(Written problem):
Output the lines that follow exactly as they are.

:: Entries shown ::

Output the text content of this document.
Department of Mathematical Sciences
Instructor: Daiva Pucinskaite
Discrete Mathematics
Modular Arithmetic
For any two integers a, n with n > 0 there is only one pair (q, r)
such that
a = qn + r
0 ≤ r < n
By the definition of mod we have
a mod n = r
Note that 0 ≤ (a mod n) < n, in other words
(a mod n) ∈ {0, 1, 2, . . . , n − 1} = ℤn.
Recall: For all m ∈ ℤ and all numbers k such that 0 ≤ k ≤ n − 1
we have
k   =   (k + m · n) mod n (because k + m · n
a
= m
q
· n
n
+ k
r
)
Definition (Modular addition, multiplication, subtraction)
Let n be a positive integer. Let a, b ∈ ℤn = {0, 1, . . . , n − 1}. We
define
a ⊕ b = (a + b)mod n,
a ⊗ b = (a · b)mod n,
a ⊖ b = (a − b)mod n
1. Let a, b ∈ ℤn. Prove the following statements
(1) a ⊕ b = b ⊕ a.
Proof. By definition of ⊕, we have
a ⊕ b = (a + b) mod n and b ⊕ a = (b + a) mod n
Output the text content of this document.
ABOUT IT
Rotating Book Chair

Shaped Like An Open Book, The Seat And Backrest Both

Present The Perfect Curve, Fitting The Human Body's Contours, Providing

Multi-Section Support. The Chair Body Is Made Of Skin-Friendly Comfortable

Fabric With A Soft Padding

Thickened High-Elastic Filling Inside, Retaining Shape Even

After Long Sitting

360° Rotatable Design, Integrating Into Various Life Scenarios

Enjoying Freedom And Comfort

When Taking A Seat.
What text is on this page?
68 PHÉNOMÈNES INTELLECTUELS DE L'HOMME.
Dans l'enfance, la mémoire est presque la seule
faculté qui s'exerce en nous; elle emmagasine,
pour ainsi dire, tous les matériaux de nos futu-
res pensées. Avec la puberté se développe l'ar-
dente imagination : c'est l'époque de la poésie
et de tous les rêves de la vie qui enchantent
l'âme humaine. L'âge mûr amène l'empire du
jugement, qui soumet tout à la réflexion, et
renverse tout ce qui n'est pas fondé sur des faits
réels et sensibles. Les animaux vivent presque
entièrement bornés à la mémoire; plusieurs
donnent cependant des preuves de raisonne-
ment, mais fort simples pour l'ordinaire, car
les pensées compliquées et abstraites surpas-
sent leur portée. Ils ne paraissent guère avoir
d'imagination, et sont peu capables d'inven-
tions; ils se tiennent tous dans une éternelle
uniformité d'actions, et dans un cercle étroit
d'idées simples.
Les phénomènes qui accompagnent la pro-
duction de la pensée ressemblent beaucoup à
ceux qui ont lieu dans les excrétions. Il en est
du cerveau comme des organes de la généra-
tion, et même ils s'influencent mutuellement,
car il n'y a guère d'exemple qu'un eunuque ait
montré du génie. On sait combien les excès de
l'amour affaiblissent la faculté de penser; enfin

:::

(Final answer):
Output the text content of this document.
Department of Mathematical Sciences
Instructor: Daiva Pucinskaite
Discrete Mathematics
Modular Arithmetic
For any two integers a, n with n > 0 there is only one pair (q, r)
such that
a = qn + r
0 ≤ r < n
By the definition of mod we have
a mod n = r
Note that 0 ≤ (a mod n) < n, in other words
(a mod n) ∈ {0, 1, 2, . . . , n − 1} = ℤn.
Recall: For all m ∈ ℤ and all numbers k such that 0 ≤ k ≤ n − 1
we have
k   =   (k + m · n) mod n (because k + m · n
a
= m
q
· n
n
+ k
r
)
Definition (Modular addition, multiplication, subtraction)
Let n be a positive integer. Let a, b ∈ ℤn = {0, 1, . . . , n − 1}. We
define
a ⊕ b = (a + b)mod n,
a ⊗ b = (a · b)mod n,
a ⊖ b = (a − b)mod n
1. Let a, b ∈ ℤn. Prove the following statements
(1) a ⊕ b = b ⊕ a.
Proof. By definition of ⊕, we have
a ⊕ b = (a + b) mod n and b ⊕ a = (b + a) mod n
Output the text content of this document.
ABOUT IT
Rotating Book Chair

Shaped Like An Open Book, The Seat And Backrest Both

Present The Perfect Curve, Fitting The Human Body's Contours, Providing

Multi-Section Support. The Chair Body Is Made Of Skin-Friendly Comfortable

Fabric With A Soft Padding

Thickened High-Elastic Filling Inside, Retaining Shape Even

After Long Sitting

360° Rotatable Design, Integrating Into Various Life Scenarios

Enjoying Freedom And Comfort

When Taking A Seat.
What text is on this page?
68 PHÉNOMÈNES INTELLECTUELS DE L'HOMME.
Dans l'enfance, la mémoire est presque la seule
faculté qui s'exerce en nous; elle emmagasine,
pour ainsi dire, tous les matériaux de nos futu-
res pensées. Avec la puberté se développe l'ar-
dente imagination : c'est l'époque de la poésie
et de tous les rêves de la vie qui enchantent
l'âme humaine. L'âge mûr amène l'empire du
jugement, qui soumet tout à la réflexion, et
renverse tout ce qui n'est pas fondé sur des faits
réels et sensibles. Les animaux vivent presque
entièrement bornés à la mémoire; plusieurs
donnent cependant des preuves de raisonne-
ment, mais fort simples pour l'ordinaire, car
les pensées compliquées et abstraites surpas-
sent leur portée. Ils ne paraissent guère avoir
d'imagination, et sont peu capables d'inven-
tions; ils se tiennent tous dans une éternelle
uniformité d'actions, et dans un cercle étroit
d'idées simples.
Les phénomènes qui accompagnent la pro-
duction de la pensée ressemblent beaucoup à
ceux qui ont lieu dans les excrétions. Il en est
du cerveau comme des organes de la généra-
tion, et même ils s'influencent mutuellement,
car il n'y a guère d'exemple qu'un eunuque ait
montré du génie. On sait combien les excès de
l'amour affaiblissent la faculté de penser; enfin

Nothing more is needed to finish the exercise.